▸ Request
All entries are to be given again verbatim.

[Data excerpts]
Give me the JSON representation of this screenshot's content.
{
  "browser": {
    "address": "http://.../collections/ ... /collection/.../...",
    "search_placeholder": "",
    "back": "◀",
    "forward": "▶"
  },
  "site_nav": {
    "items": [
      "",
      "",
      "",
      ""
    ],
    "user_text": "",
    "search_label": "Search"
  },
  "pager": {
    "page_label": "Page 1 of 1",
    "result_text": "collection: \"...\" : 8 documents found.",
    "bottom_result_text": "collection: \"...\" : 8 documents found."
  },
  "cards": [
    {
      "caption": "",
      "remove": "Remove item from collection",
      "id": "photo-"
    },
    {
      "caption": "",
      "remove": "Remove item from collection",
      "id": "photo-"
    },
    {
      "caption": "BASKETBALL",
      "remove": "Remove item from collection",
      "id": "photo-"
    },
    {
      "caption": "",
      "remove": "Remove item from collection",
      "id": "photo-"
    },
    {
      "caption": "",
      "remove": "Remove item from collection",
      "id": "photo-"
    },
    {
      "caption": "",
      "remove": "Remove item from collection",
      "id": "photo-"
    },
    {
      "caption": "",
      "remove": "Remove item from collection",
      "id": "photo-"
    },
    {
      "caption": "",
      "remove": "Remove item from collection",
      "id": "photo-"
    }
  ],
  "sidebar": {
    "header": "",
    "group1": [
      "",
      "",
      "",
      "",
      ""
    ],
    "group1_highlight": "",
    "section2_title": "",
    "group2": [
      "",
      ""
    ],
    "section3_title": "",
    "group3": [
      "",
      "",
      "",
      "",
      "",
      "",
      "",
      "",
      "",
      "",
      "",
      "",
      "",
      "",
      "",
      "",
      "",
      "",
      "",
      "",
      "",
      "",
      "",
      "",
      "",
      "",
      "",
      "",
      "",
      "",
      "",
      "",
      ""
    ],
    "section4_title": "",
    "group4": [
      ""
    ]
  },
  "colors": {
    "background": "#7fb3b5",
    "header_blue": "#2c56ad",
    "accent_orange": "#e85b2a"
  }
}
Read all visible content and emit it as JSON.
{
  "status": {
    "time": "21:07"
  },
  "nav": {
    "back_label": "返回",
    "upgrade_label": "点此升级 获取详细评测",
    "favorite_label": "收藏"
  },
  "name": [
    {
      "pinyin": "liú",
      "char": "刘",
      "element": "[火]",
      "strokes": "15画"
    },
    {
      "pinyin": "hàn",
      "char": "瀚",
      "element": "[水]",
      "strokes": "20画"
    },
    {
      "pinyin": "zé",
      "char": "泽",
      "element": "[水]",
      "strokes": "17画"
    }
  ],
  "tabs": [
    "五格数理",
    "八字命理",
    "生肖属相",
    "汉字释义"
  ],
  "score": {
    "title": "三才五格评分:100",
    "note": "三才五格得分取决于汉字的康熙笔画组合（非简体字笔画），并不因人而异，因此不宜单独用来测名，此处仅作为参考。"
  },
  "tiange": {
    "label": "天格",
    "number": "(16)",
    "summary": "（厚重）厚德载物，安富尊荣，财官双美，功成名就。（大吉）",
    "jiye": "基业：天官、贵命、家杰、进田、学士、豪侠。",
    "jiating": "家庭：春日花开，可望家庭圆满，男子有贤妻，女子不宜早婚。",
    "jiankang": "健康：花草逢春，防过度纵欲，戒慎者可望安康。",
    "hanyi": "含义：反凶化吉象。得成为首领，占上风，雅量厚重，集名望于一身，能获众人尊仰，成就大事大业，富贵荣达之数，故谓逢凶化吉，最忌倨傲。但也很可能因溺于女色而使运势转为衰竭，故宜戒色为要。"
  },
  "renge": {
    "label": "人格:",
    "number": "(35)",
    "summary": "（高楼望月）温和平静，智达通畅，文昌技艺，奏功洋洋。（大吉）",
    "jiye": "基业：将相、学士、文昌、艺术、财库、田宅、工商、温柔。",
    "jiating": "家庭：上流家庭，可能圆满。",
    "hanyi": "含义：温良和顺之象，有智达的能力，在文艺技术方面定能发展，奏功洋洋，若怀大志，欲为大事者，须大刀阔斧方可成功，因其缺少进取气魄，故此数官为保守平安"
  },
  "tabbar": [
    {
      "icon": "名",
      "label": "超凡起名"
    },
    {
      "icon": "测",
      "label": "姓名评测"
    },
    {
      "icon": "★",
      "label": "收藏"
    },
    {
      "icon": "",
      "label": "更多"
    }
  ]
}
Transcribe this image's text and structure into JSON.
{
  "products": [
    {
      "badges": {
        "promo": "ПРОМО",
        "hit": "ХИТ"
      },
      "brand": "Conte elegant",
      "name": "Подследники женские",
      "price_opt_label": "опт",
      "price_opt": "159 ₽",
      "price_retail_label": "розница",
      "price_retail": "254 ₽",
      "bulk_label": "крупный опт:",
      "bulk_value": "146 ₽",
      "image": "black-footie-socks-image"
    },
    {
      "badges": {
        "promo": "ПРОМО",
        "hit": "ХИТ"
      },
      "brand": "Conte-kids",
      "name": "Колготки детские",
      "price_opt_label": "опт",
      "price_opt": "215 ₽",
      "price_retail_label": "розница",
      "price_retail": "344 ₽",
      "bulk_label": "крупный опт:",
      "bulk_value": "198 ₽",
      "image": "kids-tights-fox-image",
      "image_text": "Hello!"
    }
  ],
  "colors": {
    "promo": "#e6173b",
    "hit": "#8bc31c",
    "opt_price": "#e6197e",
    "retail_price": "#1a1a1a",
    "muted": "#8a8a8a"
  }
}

▸ Exercise answer
Give me the JSON representation of this screenshot's content.
{
  "browser": {
    "address": "http://.../collections/ ... /collection/.../...",
    "search_placeholder": "",
    "back": "◀",
    "forward": "▶"
  },
  "site_nav": {
    "items": [
      "",
      "",
      "",
      ""
    ],
    "user_text": "",
    "search_label": "Search"
  },
  "pager": {
    "page_label": "Page 1 of 1",
    "result_text": "collection: \"...\" : 8 documents found.",
    "bottom_result_text": "collection: \"...\" : 8 documents found."
  },
  "cards": [
    {
      "caption": "",
      "remove": "Remove item from collection",
      "id": "photo-"
    },
    {
      "caption": "",
      "remove": "Remove item from collection",
      "id": "photo-"
    },
    {
      "caption": "BASKETBALL",
      "remove": "Remove item from collection",
      "id": "photo-"
    },
    {
      "caption": "",
      "remove": "Remove item from collection",
      "id": "photo-"
    },
    {
      "caption": "",
      "remove": "Remove item from collection",
      "id": "photo-"
    },
    {
      "caption": "",
      "remove": "Remove item from collection",
      "id": "photo-"
    },
    {
      "caption": "",
      "remove": "Remove item from collection",
      "id": "photo-"
    },
    {
      "caption": "",
      "remove": "Remove item from collection",
      "id": "photo-"
    }
  ],
  "sidebar": {
    "header": "",
    "group1": [
      "",
      "",
      "",
      "",
      ""
    ],
    "group1_highlight": "",
    "section2_title": "",
    "group2": [
      "",
      ""
    ],
    "section3_title": "",
    "group3": [
      "",
      "",
      "",
      "",
      "",
      "",
      "",
      "",
      "",
      "",
      "",
      "",
      "",
      "",
      "",
      "",
      "",
      "",
      "",
      "",
      "",
      "",
      "",
      "",
      "",
      "",
      "",
      "",
      "",
      "",
      "",
      "",
      ""
    ],
    "section4_title": "",
    "group4": [
      ""
    ]
  },
  "colors": {
    "background": "#7fb3b5",
    "header_blue": "#2c56ad",
    "accent_orange": "#e85b2a"
  }
}
Read all visible content and emit it as JSON.
{
  "status": {
    "time": "21:07"
  },
  "nav": {
    "back_label": "返回",
    "upgrade_label": "点此升级 获取详细评测",
    "favorite_label": "收藏"
  },
  "name": [
    {
      "pinyin": "liú",
      "char": "刘",
      "element": "[火]",
      "strokes": "15画"
    },
    {
      "pinyin": "hàn",
      "char": "瀚",
      "element": "[水]",
      "strokes": "20画"
    },
    {
      "pinyin": "zé",
      "char": "泽",
      "element": "[水]",
      "strokes": "17画"
    }
  ],
  "tabs": [
    "五格数理",
    "八字命理",
    "生肖属相",
    "汉字释义"
  ],
  "score": {
    "title": "三才五格评分:100",
    "note": "三才五格得分取决于汉字的康熙笔画组合（非简体字笔画），并不因人而异，因此不宜单独用来测名，此处仅作为参考。"
  },
  "tiange": {
    "label": "天格",
    "number": "(16)",
    "summary": "（厚重）厚德载物，安富尊荣，财官双美，功成名就。（大吉）",
    "jiye": "基业：天官、贵命、家杰、进田、学士、豪侠。",
    "jiating": "家庭：春日花开，可望家庭圆满，男子有贤妻，女子不宜早婚。",
    "jiankang": "健康：花草逢春，防过度纵欲，戒慎者可望安康。",
    "hanyi": "含义：反凶化吉象。得成为首领，占上风，雅量厚重，集名望于一身，能获众人尊仰，成就大事大业，富贵荣达之数，故谓逢凶化吉，最忌倨傲。但也很可能因溺于女色而使运势转为衰竭，故宜戒色为要。"
  },
  "renge": {
    "label": "人格:",
    "number": "(35)",
    "summary": "（高楼望月）温和平静，智达通畅，文昌技艺，奏功洋洋。（大吉）",
    "jiye": "基业：将相、学士、文昌、艺术、财库、田宅、工商、温柔。",
    "jiating": "家庭：上流家庭，可能圆满。",
    "hanyi": "含义：温良和顺之象，有智达的能力，在文艺技术方面定能发展，奏功洋洋，若怀大志，欲为大事者，须大刀阔斧方可成功，因其缺少进取气魄，故此数官为保守平安"
  },
  "tabbar": [
    {
      "icon": "名",
      "label": "超凡起名"
    },
    {
      "icon": "测",
      "label": "姓名评测"
    },
    {
      "icon": "★",
      "label": "收藏"
    },
    {
      "icon": "",
      "label": "更多"
    }
  ]
}
Transcribe this image's text and structure into JSON.
{
  "products": [
    {
      "badges": {
        "promo": "ПРОМО",
        "hit": "ХИТ"
      },
      "brand": "Conte elegant",
      "name": "Подследники женские",
      "price_opt_label": "опт",
      "price_opt": "159 ₽",
      "price_retail_label": "розница",
      "price_retail": "254 ₽",
      "bulk_label": "крупный опт:",
      "bulk_value": "146 ₽",
      "image": "black-footie-socks-image"
    },
    {
      "badges": {
        "promo": "ПРОМО",
        "hit": "ХИТ"
      },
      "brand": "Conte-kids",
      "name": "Колготки детские",
      "price_opt_label": "опт",
      "price_opt": "215 ₽",
      "price_retail_label": "розница",
      "price_retail": "344 ₽",
      "bulk_label": "крупный опт:",
      "bulk_value": "198 ₽",
      "image": "kids-tights-fox-image",
      "image_text": "Hello!"
    }
  ],
  "colors": {
    "promo": "#e6173b",
    "hit": "#8bc31c",
    "opt_price": "#e6197e",
    "retail_price": "#1a1a1a",
    "muted": "#8a8a8a"
  }
}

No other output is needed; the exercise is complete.